Objective
What follows is a listing to be transcribed exactly.

"""

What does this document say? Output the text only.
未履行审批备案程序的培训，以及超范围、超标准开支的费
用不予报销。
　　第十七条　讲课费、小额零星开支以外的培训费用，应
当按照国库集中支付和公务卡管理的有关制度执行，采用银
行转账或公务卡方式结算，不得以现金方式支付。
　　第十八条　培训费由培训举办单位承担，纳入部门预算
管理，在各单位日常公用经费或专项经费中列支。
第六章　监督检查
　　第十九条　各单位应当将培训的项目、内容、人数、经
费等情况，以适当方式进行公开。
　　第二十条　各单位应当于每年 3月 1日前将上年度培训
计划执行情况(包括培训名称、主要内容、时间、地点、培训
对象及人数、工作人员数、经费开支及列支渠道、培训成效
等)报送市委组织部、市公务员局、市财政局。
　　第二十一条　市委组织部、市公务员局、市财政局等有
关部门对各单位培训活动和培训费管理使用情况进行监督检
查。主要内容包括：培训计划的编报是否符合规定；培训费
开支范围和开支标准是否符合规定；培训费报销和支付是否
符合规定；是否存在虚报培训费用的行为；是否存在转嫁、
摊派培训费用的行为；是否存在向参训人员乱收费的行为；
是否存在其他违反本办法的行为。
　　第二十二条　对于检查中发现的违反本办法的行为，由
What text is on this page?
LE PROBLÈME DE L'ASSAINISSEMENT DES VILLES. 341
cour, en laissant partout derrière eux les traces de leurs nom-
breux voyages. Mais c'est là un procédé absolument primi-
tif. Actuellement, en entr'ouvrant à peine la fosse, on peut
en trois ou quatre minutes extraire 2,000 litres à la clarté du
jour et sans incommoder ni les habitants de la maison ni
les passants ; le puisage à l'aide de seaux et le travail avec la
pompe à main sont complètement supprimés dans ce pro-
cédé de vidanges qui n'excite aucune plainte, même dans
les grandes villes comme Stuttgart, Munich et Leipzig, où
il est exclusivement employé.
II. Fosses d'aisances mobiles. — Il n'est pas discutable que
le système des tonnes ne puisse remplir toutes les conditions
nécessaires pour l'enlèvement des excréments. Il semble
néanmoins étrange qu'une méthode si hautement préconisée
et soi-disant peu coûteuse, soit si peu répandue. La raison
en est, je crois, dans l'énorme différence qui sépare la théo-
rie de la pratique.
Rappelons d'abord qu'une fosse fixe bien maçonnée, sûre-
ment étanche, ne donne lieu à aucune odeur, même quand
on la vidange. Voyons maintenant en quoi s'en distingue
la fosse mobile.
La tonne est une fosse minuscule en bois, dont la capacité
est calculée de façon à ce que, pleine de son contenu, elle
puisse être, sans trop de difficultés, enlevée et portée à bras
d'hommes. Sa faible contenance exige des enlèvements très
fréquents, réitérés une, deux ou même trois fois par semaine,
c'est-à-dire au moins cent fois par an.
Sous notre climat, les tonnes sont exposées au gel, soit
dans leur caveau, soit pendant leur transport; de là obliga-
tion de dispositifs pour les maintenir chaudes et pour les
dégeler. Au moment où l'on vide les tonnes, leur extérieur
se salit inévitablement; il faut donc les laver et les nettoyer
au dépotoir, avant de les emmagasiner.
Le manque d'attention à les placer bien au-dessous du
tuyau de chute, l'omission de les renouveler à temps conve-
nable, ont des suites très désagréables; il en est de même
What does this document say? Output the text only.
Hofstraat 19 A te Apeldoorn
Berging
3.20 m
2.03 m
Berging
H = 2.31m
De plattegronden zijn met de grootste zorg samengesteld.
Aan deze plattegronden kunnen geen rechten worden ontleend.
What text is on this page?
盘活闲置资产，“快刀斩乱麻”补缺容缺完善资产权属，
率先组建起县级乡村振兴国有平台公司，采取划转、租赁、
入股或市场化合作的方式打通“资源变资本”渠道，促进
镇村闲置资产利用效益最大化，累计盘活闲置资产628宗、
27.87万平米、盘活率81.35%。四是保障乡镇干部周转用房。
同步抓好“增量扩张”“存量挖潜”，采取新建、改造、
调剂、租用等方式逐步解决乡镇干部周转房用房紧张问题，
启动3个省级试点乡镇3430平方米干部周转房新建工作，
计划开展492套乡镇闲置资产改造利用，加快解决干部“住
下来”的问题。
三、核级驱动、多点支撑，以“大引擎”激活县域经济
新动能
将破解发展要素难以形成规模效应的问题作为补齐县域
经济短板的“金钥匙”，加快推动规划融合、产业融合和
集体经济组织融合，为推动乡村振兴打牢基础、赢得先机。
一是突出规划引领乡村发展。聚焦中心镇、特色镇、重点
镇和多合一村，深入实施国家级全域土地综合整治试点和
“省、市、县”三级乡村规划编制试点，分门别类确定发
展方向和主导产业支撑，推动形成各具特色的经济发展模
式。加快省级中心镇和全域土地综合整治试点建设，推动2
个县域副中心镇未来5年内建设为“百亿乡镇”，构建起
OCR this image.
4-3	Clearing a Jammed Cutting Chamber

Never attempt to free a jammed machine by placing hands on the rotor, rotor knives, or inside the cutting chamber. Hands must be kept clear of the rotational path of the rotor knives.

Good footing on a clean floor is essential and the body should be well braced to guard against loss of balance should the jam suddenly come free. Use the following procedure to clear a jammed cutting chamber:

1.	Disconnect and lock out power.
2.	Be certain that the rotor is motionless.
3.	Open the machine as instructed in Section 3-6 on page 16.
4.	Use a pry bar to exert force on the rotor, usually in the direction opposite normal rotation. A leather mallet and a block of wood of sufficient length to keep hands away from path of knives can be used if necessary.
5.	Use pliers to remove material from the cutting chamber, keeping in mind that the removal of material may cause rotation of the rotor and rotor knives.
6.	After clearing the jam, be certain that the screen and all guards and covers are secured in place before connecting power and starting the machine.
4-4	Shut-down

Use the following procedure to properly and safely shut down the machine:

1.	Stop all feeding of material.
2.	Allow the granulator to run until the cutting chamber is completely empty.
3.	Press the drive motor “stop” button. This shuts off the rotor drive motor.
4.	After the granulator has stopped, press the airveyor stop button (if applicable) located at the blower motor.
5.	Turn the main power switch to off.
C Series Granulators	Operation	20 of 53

"""

Expected output
What does this document say? Output the text only.
未履行审批备案程序的培训，以及超范围、超标准开支的费
用不予报销。
　　第十七条　讲课费、小额零星开支以外的培训费用，应
当按照国库集中支付和公务卡管理的有关制度执行，采用银
行转账或公务卡方式结算，不得以现金方式支付。
　　第十八条　培训费由培训举办单位承担，纳入部门预算
管理，在各单位日常公用经费或专项经费中列支。
第六章　监督检查
　　第十九条　各单位应当将培训的项目、内容、人数、经
费等情况，以适当方式进行公开。
　　第二十条　各单位应当于每年 3月 1日前将上年度培训
计划执行情况(包括培训名称、主要内容、时间、地点、培训
对象及人数、工作人员数、经费开支及列支渠道、培训成效
等)报送市委组织部、市公务员局、市财政局。
　　第二十一条　市委组织部、市公务员局、市财政局等有
关部门对各单位培训活动和培训费管理使用情况进行监督检
查。主要内容包括：培训计划的编报是否符合规定；培训费
开支范围和开支标准是否符合规定；培训费报销和支付是否
符合规定；是否存在虚报培训费用的行为；是否存在转嫁、
摊派培训费用的行为；是否存在向参训人员乱收费的行为；
是否存在其他违反本办法的行为。
　　第二十二条　对于检查中发现的违反本办法的行为，由
What text is on this page?
LE PROBLÈME DE L'ASSAINISSEMENT DES VILLES. 341
cour, en laissant partout derrière eux les traces de leurs nom-
breux voyages. Mais c'est là un procédé absolument primi-
tif. Actuellement, en entr'ouvrant à peine la fosse, on peut
en trois ou quatre minutes extraire 2,000 litres à la clarté du
jour et sans incommoder ni les habitants de la maison ni
les passants ; le puisage à l'aide de seaux et le travail avec la
pompe à main sont complètement supprimés dans ce pro-
cédé de vidanges qui n'excite aucune plainte, même dans
les grandes villes comme Stuttgart, Munich et Leipzig, où
il est exclusivement employé.
II. Fosses d'aisances mobiles. — Il n'est pas discutable que
le système des tonnes ne puisse remplir toutes les conditions
nécessaires pour l'enlèvement des excréments. Il semble
néanmoins étrange qu'une méthode si hautement préconisée
et soi-disant peu coûteuse, soit si peu répandue. La raison
en est, je crois, dans l'énorme différence qui sépare la théo-
rie de la pratique.
Rappelons d'abord qu'une fosse fixe bien maçonnée, sûre-
ment étanche, ne donne lieu à aucune odeur, même quand
on la vidange. Voyons maintenant en quoi s'en distingue
la fosse mobile.
La tonne est une fosse minuscule en bois, dont la capacité
est calculée de façon à ce que, pleine de son contenu, elle
puisse être, sans trop de difficultés, enlevée et portée à bras
d'hommes. Sa faible contenance exige des enlèvements très
fréquents, réitérés une, deux ou même trois fois par semaine,
c'est-à-dire au moins cent fois par an.
Sous notre climat, les tonnes sont exposées au gel, soit
dans leur caveau, soit pendant leur transport; de là obliga-
tion de dispositifs pour les maintenir chaudes et pour les
dégeler. Au moment où l'on vide les tonnes, leur extérieur
se salit inévitablement; il faut donc les laver et les nettoyer
au dépotoir, avant de les emmagasiner.
Le manque d'attention à les placer bien au-dessous du
tuyau de chute, l'omission de les renouveler à temps conve-
nable, ont des suites très désagréables; il en est de même
What does this document say? Output the text only.
Hofstraat 19 A te Apeldoorn
Berging
3.20 m
2.03 m
Berging
H = 2.31m
De plattegronden zijn met de grootste zorg samengesteld.
Aan deze plattegronden kunnen geen rechten worden ontleend.
What text is on this page?
盘活闲置资产，“快刀斩乱麻”补缺容缺完善资产权属，
率先组建起县级乡村振兴国有平台公司，采取划转、租赁、
入股或市场化合作的方式打通“资源变资本”渠道，促进
镇村闲置资产利用效益最大化，累计盘活闲置资产628宗、
27.87万平米、盘活率81.35%。四是保障乡镇干部周转用房。
同步抓好“增量扩张”“存量挖潜”，采取新建、改造、
调剂、租用等方式逐步解决乡镇干部周转房用房紧张问题，
启动3个省级试点乡镇3430平方米干部周转房新建工作，
计划开展492套乡镇闲置资产改造利用，加快解决干部“住
下来”的问题。
三、核级驱动、多点支撑，以“大引擎”激活县域经济
新动能
将破解发展要素难以形成规模效应的问题作为补齐县域
经济短板的“金钥匙”，加快推动规划融合、产业融合和
集体经济组织融合，为推动乡村振兴打牢基础、赢得先机。
一是突出规划引领乡村发展。聚焦中心镇、特色镇、重点
镇和多合一村，深入实施国家级全域土地综合整治试点和
“省、市、县”三级乡村规划编制试点，分门别类确定发
展方向和主导产业支撑，推动形成各具特色的经济发展模
式。加快省级中心镇和全域土地综合整治试点建设，推动2
个县域副中心镇未来5年内建设为“百亿乡镇”，构建起
OCR this image.
4-3	Clearing a Jammed Cutting Chamber

Never attempt to free a jammed machine by placing hands on the rotor, rotor knives, or inside the cutting chamber. Hands must be kept clear of the rotational path of the rotor knives.

Good footing on a clean floor is essential and the body should be well braced to guard against loss of balance should the jam suddenly come free. Use the following procedure to clear a jammed cutting chamber:

1.	Disconnect and lock out power.
2.	Be certain that the rotor is motionless.
3.	Open the machine as instructed in Section 3-6 on page 16.
4.	Use a pry bar to exert force on the rotor, usually in the direction opposite normal rotation. A leather mallet and a block of wood of sufficient length to keep hands away from path of knives can be used if necessary.
5.	Use pliers to remove material from the cutting chamber, keeping in mind that the removal of material may cause rotation of the rotor and rotor knives.
6.	After clearing the jam, be certain that the screen and all guards and covers are secured in place before connecting power and starting the machine.
4-4	Shut-down

Use the following procedure to properly and safely shut down the machine:

1.	Stop all feeding of material.
2.	Allow the granulator to run until the cutting chamber is completely empty.
3.	Press the drive motor “stop” button. This shuts off the rotor drive motor.
4.	After the granulator has stopped, press the airveyor stop button (if applicable) located at the blower motor.
5.	Turn the main power switch to off.
C Series Granulators	Operation	20 of 53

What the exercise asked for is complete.